> Task item A
In the court opinion, what fact does every definition of larceny found in the books include as a necessary ingredient of the offense?
> Task item B
Return the part of the court opinion between "It is in this" and "the prisoners guilty.", inclusive, copied exactly.

> Supplied passage
====

Court Opinion

ID: 8316119
Source: CourtListenerOpinion
Date Created: 2022-10-17 20:01:25.107618+00
Date Added: 2024-06-11T16:44:56.406426
License: Public Domain

Cranch, C. J.,
after stating the case, delivered the opinion of the Court, (Thruston, J., dissenting.)
The facts stated in a bill of exceptions are to be considered by the Court exactly as if they had. been found in a special verdict; for the Court tells the jury what the law is upon the facts to be found by them ; and the only difference is, that if a special verdict be found, the Court decides the law after the facts are ascertained by the jury; and in giving an instruction at the trial, the Court decides the law before the facts are found. And the Court, in giving an instruction, can no more infer any fact not expressly stated in the prayer, than they can infer any fact not expressly ■found in a special verdict.
A court cannot instruct a jury that certain facts constitute a certain offence, unless every essential fact necessary to constitute the offence be included in the statement. And every instruction given to the jury upon an hypothetical statement of facts, must be as strictly justified by the hypothesis, as an opinion given upon a special verdict must be by the facts found by the jury; and in neither case can the court infer any fact from the facts stated, or found. Every fact to be inferred from facts stated, must be expressly found or stated.
There is no definition of larceny, to be found in the books, which does not include the fact of a felonious intent, or the animus furandi, as an ingredient necessary to constitute the offence. No other intent can be substituted. An “ intention to obtain money under a fraudulent and false pretence,” “ meaning at the time to appropriate it to himself under this pretence,” is evidence from which the jury may, when connected with other circumstances, infer the animus furandi, but it is not the animus furandi itself. There may be a fraudulent intent to obtain money, which may not be a felonious intent. So there may be a taking of money by a man, with intention to obtain it under a fraudulent and false pretence, and to appropriate it to himself under that pretence, which might not be a felonious taking, or a taking animo furandi. An instruction that such a case is larceny, without finding the felonious intent, or the intent to steal, is not perfectly correct in law.
There is a great difference between an instruction to the j ury, *495and a demurrer to evidence. In the latter case the question is, whether the evidence, with the aid of all the inferences which the jury may lawfully make from the facts proved, is sufficient tó justify the jury in finding the defendant guilty. The same question arises upon a motion for a new trial on the ground that the verdict is against evidence.
In such cases, the judges have been in the habit of saying that such and such facts amount to larceny; when it is evidently their meaning, that the convictions were right, that is, justified by the evidence; or, in other words, that the evidence was sufficient to justify the jury in convicting the prisoner, because it justified them in finding the animus furandi.
It is in this way that all the English cases which have been so profusely cited, came before the courts. In all of them the question was, whether the jury could in law, find the prisoner guilty,, upon the evidence stated as in a demurrer to evidence ; and, of course, leaving the jury to draw all the inferences which they could lawfully draw from the facts given in evidence; and in almost every one of them the jury was left to find the felonious intent.
Not one of them was upon a bill of exceptions taken to an instruction to the jury by the court upon an hypothetical state of facts. In some of them the judges were of opinion that the facts stated justified the jury in finding the felonious intent, and, consequently, in finding the prisoners guilty.

====

Dataset entries
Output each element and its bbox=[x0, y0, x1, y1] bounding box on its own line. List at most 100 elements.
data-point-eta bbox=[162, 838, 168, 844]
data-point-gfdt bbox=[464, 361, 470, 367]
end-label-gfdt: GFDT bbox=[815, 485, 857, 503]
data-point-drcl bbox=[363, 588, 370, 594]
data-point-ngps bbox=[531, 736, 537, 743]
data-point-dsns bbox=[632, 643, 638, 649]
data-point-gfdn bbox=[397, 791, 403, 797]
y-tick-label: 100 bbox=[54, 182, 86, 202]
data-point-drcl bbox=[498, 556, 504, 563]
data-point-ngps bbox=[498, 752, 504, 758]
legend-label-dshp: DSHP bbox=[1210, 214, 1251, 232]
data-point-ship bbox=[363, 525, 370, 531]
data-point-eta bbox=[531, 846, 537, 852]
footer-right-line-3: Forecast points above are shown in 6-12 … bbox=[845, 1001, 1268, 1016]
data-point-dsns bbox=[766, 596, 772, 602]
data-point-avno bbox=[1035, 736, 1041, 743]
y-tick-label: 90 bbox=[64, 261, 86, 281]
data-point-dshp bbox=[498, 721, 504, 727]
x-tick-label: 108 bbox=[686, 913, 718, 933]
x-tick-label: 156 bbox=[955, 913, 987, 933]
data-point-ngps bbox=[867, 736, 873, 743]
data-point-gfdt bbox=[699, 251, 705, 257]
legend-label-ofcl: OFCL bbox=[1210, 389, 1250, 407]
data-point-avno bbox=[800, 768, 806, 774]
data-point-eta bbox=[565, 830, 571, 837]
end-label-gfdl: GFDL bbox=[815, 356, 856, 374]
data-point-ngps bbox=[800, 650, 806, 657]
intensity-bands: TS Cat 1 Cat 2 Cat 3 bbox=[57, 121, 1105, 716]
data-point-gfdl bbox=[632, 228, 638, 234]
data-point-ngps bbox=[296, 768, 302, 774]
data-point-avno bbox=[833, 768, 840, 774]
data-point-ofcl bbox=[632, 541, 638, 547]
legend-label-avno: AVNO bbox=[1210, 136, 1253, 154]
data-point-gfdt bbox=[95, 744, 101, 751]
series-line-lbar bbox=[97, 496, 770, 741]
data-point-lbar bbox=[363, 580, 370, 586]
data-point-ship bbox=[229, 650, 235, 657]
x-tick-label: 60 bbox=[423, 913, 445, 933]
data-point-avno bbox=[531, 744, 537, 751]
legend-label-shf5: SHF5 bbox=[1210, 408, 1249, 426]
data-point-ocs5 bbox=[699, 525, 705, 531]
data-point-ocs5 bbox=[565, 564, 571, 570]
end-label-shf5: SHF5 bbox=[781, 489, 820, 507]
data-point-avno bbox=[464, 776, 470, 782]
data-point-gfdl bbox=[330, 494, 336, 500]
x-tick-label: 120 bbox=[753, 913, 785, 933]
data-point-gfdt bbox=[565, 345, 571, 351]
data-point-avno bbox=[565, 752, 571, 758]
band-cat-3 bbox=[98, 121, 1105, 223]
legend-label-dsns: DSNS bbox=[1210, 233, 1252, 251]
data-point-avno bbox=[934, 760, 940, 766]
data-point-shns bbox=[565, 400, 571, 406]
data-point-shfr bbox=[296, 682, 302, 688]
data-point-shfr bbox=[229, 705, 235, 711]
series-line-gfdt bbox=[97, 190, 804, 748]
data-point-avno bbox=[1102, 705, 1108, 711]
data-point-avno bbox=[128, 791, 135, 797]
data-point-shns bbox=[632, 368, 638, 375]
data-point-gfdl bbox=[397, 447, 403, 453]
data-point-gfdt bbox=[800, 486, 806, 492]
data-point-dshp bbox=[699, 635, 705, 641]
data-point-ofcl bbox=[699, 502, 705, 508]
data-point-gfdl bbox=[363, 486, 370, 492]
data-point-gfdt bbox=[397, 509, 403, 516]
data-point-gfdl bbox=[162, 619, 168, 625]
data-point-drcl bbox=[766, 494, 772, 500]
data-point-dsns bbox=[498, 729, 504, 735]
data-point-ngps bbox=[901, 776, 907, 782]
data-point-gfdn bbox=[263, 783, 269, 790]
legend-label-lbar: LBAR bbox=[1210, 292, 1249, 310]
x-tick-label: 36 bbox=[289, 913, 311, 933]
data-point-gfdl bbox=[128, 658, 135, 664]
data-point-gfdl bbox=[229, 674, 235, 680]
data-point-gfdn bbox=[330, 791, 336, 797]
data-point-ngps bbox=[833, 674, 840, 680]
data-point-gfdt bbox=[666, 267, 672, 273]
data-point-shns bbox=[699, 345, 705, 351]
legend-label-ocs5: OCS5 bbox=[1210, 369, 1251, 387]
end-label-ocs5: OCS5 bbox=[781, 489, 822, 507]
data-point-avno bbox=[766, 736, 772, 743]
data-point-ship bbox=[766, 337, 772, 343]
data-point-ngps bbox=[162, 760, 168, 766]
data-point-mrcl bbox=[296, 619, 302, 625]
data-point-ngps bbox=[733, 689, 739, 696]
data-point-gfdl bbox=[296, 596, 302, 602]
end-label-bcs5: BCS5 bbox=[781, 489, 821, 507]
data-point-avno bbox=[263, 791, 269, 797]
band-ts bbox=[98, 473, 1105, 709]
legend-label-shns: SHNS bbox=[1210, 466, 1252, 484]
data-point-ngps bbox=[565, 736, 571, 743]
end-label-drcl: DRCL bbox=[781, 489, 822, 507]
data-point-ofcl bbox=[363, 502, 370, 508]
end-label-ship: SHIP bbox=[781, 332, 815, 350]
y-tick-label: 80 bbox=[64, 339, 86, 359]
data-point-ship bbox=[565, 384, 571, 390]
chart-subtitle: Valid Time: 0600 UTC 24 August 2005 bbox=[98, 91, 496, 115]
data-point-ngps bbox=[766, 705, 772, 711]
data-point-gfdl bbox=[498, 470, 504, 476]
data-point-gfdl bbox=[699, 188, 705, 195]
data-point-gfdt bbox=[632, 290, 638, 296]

====

> Written answer A
The fact of a felonious intent, or the animus furandi.

> Written answer B
It is in this way that all the English cases which have been so profusely cited, came before the courts. In all of them the question was, whether the jury could in law, find the prisoner guilty,, upon the evidence stated as in a demurrer to evidence ; and, of course, leaving the jury to draw all the inferences which they could lawfully draw from the facts given in evidence; and in almost every one of them the jury was left to find the felonious intent.
Not one of them was upon a bill of exceptions taken to an instruction to the jury by the court upon an hypothetical state of facts. In some of them the judges were of opinion that the facts stated justified the jury in finding the felonious intent, and, consequently, in finding the prisoners guilty.